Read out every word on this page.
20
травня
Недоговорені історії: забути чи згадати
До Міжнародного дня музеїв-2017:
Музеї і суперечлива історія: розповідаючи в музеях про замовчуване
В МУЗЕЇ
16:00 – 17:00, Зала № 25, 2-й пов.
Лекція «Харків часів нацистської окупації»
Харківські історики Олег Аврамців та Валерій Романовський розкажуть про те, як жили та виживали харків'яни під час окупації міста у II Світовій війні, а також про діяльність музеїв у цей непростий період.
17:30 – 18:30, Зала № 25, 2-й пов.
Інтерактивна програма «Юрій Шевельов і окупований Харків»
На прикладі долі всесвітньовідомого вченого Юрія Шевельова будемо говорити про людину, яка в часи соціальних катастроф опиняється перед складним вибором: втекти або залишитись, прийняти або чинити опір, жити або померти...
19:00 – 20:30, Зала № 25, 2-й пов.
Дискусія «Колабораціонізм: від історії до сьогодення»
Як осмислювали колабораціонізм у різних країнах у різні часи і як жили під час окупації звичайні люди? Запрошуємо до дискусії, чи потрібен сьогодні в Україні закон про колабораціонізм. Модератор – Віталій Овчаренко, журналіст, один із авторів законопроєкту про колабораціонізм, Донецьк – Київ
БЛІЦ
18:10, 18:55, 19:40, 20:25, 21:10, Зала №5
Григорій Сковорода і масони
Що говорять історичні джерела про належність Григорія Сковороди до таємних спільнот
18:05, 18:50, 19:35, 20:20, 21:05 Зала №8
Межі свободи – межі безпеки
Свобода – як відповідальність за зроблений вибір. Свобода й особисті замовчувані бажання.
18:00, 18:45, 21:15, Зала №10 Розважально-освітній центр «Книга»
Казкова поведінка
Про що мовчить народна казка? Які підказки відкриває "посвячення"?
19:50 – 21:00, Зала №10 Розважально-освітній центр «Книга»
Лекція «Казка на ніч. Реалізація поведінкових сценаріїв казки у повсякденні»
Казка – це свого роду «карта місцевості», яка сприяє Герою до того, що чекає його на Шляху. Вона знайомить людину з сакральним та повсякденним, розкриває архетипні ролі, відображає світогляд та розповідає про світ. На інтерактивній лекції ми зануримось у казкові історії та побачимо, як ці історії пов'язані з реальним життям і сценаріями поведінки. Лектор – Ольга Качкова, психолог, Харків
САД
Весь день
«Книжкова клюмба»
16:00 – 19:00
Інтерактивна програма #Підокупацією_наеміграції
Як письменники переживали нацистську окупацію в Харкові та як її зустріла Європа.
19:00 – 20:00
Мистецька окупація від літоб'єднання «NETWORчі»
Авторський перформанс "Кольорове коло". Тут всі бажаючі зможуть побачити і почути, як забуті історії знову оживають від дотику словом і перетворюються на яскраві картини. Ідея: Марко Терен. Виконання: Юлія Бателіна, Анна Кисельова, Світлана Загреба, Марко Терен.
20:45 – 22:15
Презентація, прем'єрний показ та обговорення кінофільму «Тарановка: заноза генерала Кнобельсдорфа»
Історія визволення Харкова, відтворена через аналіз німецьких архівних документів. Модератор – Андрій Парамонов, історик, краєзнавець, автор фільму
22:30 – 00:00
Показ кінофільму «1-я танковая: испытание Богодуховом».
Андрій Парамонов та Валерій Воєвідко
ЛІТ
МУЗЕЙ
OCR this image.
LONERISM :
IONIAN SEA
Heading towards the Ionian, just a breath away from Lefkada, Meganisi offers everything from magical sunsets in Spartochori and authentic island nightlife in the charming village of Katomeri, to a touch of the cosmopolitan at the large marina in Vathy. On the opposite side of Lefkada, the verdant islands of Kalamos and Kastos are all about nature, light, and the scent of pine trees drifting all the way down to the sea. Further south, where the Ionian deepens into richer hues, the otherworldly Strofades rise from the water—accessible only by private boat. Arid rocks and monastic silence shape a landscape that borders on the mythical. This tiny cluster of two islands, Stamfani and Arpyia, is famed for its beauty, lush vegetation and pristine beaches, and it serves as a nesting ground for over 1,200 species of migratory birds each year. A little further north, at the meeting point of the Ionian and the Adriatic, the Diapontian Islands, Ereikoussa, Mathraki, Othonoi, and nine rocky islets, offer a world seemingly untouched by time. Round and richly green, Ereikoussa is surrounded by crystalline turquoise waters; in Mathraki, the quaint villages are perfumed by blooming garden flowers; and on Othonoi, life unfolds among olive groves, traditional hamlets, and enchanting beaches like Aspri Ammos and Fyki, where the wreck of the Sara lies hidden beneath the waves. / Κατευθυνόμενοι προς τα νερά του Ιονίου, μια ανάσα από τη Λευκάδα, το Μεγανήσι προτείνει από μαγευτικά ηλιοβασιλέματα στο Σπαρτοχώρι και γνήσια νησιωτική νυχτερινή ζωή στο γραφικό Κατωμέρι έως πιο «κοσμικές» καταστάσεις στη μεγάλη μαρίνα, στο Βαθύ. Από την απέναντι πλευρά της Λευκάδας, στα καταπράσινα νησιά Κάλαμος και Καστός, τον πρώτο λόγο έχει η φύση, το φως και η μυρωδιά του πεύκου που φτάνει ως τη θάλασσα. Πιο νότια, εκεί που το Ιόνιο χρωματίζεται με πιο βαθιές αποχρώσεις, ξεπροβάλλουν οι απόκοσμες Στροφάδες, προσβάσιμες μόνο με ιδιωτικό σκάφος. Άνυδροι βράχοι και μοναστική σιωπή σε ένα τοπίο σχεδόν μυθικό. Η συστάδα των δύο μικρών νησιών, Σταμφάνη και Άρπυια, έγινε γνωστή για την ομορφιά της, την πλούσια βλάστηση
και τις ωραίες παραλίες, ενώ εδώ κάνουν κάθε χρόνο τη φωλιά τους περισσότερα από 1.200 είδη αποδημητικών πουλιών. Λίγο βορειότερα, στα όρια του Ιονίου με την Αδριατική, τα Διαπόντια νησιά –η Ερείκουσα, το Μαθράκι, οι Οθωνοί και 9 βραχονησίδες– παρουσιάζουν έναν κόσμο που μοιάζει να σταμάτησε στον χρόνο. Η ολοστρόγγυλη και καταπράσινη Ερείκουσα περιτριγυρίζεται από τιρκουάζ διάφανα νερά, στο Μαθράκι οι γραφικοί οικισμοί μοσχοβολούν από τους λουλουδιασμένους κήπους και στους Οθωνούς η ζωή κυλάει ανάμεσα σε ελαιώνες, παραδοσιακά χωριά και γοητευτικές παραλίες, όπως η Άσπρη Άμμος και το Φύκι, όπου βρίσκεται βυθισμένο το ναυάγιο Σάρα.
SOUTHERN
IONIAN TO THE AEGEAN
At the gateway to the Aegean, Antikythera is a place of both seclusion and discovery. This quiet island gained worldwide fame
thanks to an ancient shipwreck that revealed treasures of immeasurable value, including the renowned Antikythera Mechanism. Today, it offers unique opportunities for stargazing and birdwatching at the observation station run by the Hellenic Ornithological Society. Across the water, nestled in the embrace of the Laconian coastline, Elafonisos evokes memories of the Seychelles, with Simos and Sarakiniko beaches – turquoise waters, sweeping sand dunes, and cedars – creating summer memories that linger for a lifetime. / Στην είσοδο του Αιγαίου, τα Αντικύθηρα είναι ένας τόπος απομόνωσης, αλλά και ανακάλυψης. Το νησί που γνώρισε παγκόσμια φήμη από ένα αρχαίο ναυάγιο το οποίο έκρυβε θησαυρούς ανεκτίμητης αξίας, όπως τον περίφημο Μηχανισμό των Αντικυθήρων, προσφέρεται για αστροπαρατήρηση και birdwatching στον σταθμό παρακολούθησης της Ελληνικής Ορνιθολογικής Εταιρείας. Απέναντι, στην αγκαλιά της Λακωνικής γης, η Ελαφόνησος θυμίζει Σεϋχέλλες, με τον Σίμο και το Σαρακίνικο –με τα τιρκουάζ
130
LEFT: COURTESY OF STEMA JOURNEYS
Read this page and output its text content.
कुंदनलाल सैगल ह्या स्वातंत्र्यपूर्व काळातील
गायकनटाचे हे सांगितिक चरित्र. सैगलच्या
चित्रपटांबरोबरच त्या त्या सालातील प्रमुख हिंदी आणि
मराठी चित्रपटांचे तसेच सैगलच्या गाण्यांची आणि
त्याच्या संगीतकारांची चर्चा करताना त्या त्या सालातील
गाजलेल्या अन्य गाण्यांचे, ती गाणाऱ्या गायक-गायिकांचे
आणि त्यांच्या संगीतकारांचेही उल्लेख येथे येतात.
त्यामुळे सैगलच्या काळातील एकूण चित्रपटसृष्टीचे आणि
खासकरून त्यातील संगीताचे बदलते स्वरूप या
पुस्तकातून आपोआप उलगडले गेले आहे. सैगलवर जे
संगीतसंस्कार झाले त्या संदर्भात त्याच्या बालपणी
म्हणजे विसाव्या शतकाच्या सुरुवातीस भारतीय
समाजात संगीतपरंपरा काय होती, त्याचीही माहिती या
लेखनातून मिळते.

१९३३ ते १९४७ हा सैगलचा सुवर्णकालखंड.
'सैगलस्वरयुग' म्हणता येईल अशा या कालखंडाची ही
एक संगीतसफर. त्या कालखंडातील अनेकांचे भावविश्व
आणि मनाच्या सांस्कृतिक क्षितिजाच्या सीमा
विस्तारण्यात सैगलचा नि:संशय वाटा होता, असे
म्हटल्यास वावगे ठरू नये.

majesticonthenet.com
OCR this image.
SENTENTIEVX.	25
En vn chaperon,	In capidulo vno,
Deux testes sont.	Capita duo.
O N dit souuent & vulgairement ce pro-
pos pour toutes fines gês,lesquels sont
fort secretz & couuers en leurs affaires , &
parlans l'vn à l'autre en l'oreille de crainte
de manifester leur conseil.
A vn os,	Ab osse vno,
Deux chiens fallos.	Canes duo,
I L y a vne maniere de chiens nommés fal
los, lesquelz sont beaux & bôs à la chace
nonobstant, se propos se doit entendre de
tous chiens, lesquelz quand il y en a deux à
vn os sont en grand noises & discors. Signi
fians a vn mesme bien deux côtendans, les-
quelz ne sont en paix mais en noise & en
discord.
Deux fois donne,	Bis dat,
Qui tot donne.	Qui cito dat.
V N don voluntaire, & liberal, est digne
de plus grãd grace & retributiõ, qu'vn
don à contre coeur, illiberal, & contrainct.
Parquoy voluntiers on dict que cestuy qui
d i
*-*-*
List all lines in the material containing the string "Зала".

◆ Solved exercise
16:00 – 17:00, Зала № 25, 2-й пов.
17:30 – 18:30, Зала № 25, 2-й пов.
19:00 – 20:30, Зала № 25, 2-й пов.
18:10, 18:55, 19:40, 20:25, 21:10, Зала №5
18:05, 18:50, 19:35, 20:20, 21:05 Зала №8
18:00, 18:45, 21:15, Зала №10 Розважально-освітній центр «Книга»
19:50 – 21:00, Зала №10 Розважально-освітній центр «Книга»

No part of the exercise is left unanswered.